Exercise instructions – All of the listing below must be repeated word for word. Pictures are the only thing to omit.

Data lines –
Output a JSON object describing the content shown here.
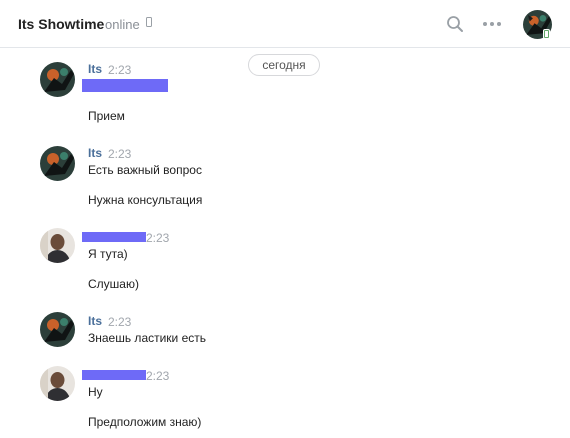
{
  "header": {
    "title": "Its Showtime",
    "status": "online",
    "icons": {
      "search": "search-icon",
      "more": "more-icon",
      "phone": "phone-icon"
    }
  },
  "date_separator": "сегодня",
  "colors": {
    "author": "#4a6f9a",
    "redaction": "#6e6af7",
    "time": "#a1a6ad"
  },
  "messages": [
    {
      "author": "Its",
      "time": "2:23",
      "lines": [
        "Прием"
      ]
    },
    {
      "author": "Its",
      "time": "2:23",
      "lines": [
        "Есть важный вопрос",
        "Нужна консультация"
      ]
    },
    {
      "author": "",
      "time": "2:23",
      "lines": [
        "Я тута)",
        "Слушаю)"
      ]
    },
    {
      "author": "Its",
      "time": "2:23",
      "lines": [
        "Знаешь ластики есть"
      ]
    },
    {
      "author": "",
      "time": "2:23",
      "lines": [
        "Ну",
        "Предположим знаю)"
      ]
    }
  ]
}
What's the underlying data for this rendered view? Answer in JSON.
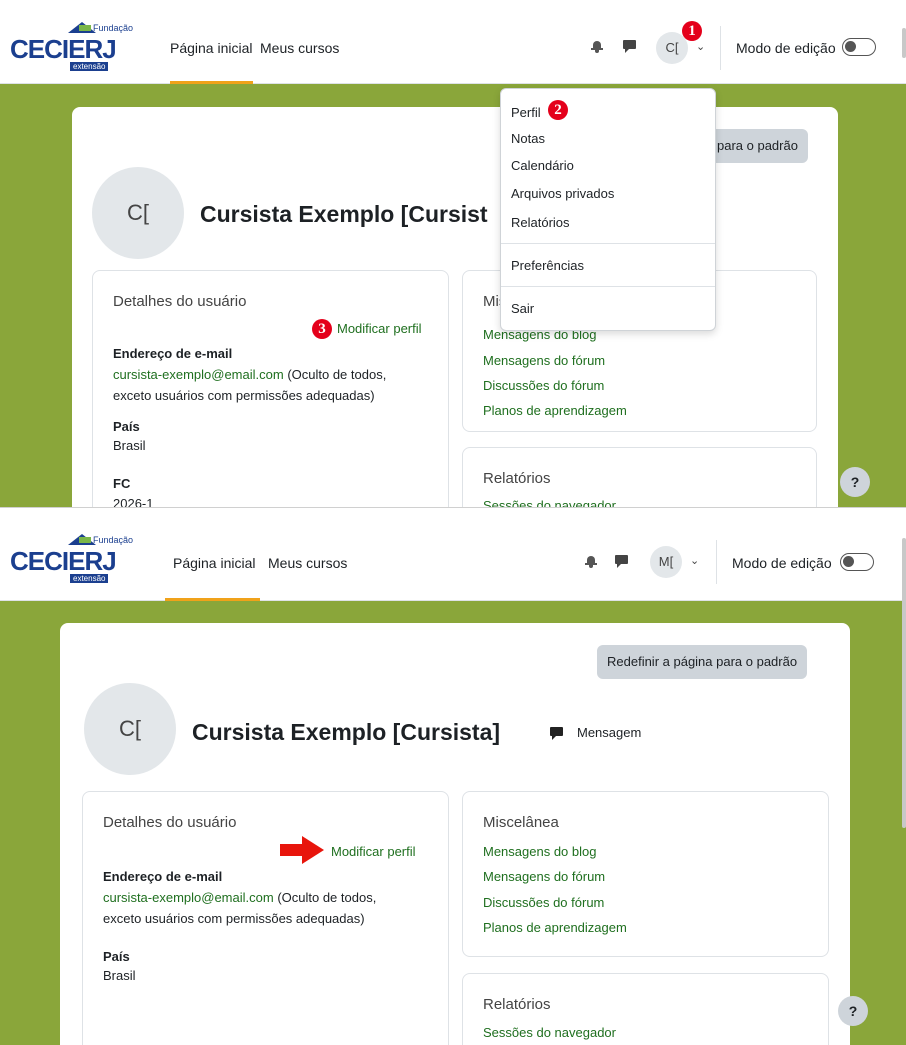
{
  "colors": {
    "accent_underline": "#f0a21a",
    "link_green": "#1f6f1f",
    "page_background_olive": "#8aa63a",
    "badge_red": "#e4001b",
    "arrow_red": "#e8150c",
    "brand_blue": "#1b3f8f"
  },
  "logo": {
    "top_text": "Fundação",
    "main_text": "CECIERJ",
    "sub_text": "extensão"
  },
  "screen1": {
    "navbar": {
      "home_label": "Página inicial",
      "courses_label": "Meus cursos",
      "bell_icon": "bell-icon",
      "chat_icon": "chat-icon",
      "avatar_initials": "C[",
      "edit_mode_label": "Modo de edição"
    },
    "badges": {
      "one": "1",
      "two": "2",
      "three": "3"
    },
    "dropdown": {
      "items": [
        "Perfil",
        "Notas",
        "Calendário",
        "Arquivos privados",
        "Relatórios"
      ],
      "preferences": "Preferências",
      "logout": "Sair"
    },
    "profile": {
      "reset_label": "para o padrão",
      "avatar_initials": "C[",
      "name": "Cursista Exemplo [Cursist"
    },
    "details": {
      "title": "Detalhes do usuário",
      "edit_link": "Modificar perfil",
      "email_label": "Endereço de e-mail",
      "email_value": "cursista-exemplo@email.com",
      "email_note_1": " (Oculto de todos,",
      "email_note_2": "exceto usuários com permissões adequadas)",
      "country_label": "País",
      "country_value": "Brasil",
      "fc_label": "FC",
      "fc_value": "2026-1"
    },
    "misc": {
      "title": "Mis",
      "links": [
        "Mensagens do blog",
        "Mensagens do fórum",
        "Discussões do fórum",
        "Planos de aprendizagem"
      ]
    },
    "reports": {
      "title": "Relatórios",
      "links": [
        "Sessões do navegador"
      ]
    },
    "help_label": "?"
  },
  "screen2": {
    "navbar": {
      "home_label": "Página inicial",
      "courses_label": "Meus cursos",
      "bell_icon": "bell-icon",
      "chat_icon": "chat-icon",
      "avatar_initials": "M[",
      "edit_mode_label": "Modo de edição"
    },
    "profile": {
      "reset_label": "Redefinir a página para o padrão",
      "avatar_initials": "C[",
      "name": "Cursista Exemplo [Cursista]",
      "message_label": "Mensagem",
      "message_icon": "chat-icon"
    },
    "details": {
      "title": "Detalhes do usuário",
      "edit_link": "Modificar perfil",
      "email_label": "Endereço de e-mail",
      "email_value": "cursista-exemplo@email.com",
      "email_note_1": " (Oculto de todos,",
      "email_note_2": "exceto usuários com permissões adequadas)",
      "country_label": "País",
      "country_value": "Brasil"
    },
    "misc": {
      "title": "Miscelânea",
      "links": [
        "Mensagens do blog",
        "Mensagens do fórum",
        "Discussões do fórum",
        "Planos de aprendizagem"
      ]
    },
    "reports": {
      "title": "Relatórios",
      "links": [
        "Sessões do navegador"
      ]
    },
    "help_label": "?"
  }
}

Solution below –
Output a JSON object describing the content shown here.
{
  "header": {
    "title": "Its Showtime",
    "status": "online",
    "icons": {
      "search": "search-icon",
      "more": "more-icon",
      "phone": "phone-icon"
    }
  },
  "date_separator": "сегодня",
  "colors": {
    "author": "#4a6f9a",
    "redaction": "#6e6af7",
    "time": "#a1a6ad"
  },
  "messages": [
    {
      "author": "Its",
      "time": "2:23",
      "lines": [
        "Прием"
      ]
    },
    {
      "author": "Its",
      "time": "2:23",
      "lines": [
        "Есть важный вопрос",
        "Нужна консультация"
      ]
    },
    {
      "author": "",
      "time": "2:23",
      "lines": [
        "Я тута)",
        "Слушаю)"
      ]
    },
    {
      "author": "Its",
      "time": "2:23",
      "lines": [
        "Знаешь ластики есть"
      ]
    },
    {
      "author": "",
      "time": "2:23",
      "lines": [
        "Ну",
        "Предположим знаю)"
      ]
    }
  ]
}
What's the underlying data for this rendered view? Answer in JSON.
{
  "colors": {
    "accent_underline": "#f0a21a",
    "link_green": "#1f6f1f",
    "page_background_olive": "#8aa63a",
    "badge_red": "#e4001b",
    "arrow_red": "#e8150c",
    "brand_blue": "#1b3f8f"
  },
  "logo": {
    "top_text": "Fundação",
    "main_text": "CECIERJ",
    "sub_text": "extensão"
  },
  "screen1": {
    "navbar": {
      "home_label": "Página inicial",
      "courses_label": "Meus cursos",
      "bell_icon": "bell-icon",
      "chat_icon": "chat-icon",
      "avatar_initials": "C[",
      "edit_mode_label": "Modo de edição"
    },
    "badges": {
      "one": "1",
      "two": "2",
      "three": "3"
    },
    "dropdown": {
      "items": [
        "Perfil",
        "Notas",
        "Calendário",
        "Arquivos privados",
        "Relatórios"
      ],
      "preferences": "Preferências",
      "logout": "Sair"
    },
    "profile": {
      "reset_label": "para o padrão",
      "avatar_initials": "C[",
      "name": "Cursista Exemplo [Cursist"
    },
    "details": {
      "title": "Detalhes do usuário",
      "edit_link": "Modificar perfil",
      "email_label": "Endereço de e-mail",
      "email_value": "cursista-exemplo@email.com",
      "email_note_1": " (Oculto de todos,",
      "email_note_2": "exceto usuários com permissões adequadas)",
      "country_label": "País",
      "country_value": "Brasil",
      "fc_label": "FC",
      "fc_value": "2026-1"
    },
    "misc": {
      "title": "Mis",
      "links": [
        "Mensagens do blog",
        "Mensagens do fórum",
        "Discussões do fórum",
        "Planos de aprendizagem"
      ]
    },
    "reports": {
      "title": "Relatórios",
      "links": [
        "Sessões do navegador"
      ]
    },
    "help_label": "?"
  },
  "screen2": {
    "navbar": {
      "home_label": "Página inicial",
      "courses_label": "Meus cursos",
      "bell_icon": "bell-icon",
      "chat_icon": "chat-icon",
      "avatar_initials": "M[",
      "edit_mode_label": "Modo de edição"
    },
    "profile": {
      "reset_label": "Redefinir a página para o padrão",
      "avatar_initials": "C[",
      "name": "Cursista Exemplo [Cursista]",
      "message_label": "Mensagem",
      "message_icon": "chat-icon"
    },
    "details": {
      "title": "Detalhes do usuário",
      "edit_link": "Modificar perfil",
      "email_label": "Endereço de e-mail",
      "email_value": "cursista-exemplo@email.com",
      "email_note_1": " (Oculto de todos,",
      "email_note_2": "exceto usuários com permissões adequadas)",
      "country_label": "País",
      "country_value": "Brasil"
    },
    "misc": {
      "title": "Miscelânea",
      "links": [
        "Mensagens do blog",
        "Mensagens do fórum",
        "Discussões do fórum",
        "Planos de aprendizagem"
      ]
    },
    "reports": {
      "title": "Relatórios",
      "links": [
        "Sessões do navegador"
      ]
    },
    "help_label": "?"
  }
}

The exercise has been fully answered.